__STATED GOAL__
Copy the rows exactly as they appear, starting at the first row and ending at the line that contains "- heatmap-cell: [238, 353, 252, 374]", with both of those lines included.

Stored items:
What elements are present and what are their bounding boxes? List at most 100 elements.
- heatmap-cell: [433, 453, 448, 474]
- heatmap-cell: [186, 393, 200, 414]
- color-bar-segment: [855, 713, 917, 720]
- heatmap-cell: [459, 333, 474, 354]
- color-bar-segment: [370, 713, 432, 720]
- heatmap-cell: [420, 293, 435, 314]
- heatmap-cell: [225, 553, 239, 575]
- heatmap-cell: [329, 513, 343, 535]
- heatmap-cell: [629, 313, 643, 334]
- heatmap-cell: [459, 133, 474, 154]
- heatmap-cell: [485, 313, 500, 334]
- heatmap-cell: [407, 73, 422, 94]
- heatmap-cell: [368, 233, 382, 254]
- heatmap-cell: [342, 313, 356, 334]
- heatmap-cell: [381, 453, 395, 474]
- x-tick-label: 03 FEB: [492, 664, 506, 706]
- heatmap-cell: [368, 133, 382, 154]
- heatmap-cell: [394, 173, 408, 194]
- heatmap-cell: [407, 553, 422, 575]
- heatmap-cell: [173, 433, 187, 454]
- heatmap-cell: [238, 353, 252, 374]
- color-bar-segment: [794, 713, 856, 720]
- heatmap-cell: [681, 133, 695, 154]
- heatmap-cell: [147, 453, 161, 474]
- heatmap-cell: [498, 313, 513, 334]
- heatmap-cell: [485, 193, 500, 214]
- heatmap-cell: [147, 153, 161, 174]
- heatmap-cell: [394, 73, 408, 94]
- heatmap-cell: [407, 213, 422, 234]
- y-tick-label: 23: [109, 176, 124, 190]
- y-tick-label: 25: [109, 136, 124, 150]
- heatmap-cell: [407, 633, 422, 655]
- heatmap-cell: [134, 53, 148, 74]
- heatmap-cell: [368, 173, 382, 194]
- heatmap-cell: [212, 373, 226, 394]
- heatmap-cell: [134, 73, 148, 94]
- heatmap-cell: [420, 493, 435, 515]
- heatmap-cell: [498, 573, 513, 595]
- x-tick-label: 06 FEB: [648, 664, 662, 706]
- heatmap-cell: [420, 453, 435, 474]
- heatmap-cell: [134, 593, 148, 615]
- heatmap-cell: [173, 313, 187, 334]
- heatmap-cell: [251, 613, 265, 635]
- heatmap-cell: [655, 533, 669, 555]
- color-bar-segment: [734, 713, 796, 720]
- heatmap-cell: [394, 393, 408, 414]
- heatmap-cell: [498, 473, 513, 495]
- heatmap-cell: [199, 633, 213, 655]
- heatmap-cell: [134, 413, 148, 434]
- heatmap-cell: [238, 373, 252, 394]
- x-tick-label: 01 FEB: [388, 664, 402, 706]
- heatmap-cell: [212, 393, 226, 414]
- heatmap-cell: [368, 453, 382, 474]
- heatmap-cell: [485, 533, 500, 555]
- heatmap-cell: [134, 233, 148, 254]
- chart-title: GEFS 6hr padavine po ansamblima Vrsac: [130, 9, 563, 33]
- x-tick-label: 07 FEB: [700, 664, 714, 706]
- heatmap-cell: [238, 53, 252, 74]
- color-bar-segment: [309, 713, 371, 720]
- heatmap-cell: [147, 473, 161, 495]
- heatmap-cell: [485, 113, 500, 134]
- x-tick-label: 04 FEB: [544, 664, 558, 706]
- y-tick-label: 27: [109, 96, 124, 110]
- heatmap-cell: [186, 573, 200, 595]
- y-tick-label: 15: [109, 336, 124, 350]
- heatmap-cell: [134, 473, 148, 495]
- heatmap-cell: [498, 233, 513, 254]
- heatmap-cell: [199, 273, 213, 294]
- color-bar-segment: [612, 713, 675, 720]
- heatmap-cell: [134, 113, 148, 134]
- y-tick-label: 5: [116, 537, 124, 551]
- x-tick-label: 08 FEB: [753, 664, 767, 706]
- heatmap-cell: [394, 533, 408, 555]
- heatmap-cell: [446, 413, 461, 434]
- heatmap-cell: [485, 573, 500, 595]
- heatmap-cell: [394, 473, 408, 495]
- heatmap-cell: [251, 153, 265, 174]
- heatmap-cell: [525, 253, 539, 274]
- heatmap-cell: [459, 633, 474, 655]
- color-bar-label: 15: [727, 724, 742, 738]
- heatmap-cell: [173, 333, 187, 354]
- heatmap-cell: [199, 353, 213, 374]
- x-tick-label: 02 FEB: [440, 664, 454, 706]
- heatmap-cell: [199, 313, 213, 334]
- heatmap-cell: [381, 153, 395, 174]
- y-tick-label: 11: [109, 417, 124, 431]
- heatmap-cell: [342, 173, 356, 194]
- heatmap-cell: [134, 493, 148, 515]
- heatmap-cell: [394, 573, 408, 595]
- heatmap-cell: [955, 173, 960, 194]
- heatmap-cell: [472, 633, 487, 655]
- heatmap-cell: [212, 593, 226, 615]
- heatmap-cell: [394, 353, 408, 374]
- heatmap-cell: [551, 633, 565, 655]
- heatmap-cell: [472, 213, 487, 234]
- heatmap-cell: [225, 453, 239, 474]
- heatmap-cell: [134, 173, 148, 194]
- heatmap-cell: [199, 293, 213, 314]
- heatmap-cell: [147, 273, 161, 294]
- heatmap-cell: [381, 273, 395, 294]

__RESPONSE__
What elements are present and what are their bounding boxes? List at most 100 elements.
- heatmap-cell: [433, 453, 448, 474]
- heatmap-cell: [186, 393, 200, 414]
- color-bar-segment: [855, 713, 917, 720]
- heatmap-cell: [459, 333, 474, 354]
- color-bar-segment: [370, 713, 432, 720]
- heatmap-cell: [420, 293, 435, 314]
- heatmap-cell: [225, 553, 239, 575]
- heatmap-cell: [329, 513, 343, 535]
- heatmap-cell: [629, 313, 643, 334]
- heatmap-cell: [459, 133, 474, 154]
- heatmap-cell: [485, 313, 500, 334]
- heatmap-cell: [407, 73, 422, 94]
- heatmap-cell: [368, 233, 382, 254]
- heatmap-cell: [342, 313, 356, 334]
- heatmap-cell: [381, 453, 395, 474]
- x-tick-label: 03 FEB: [492, 664, 506, 706]
- heatmap-cell: [368, 133, 382, 154]
- heatmap-cell: [394, 173, 408, 194]
- heatmap-cell: [407, 553, 422, 575]
- heatmap-cell: [173, 433, 187, 454]
- heatmap-cell: [238, 353, 252, 374]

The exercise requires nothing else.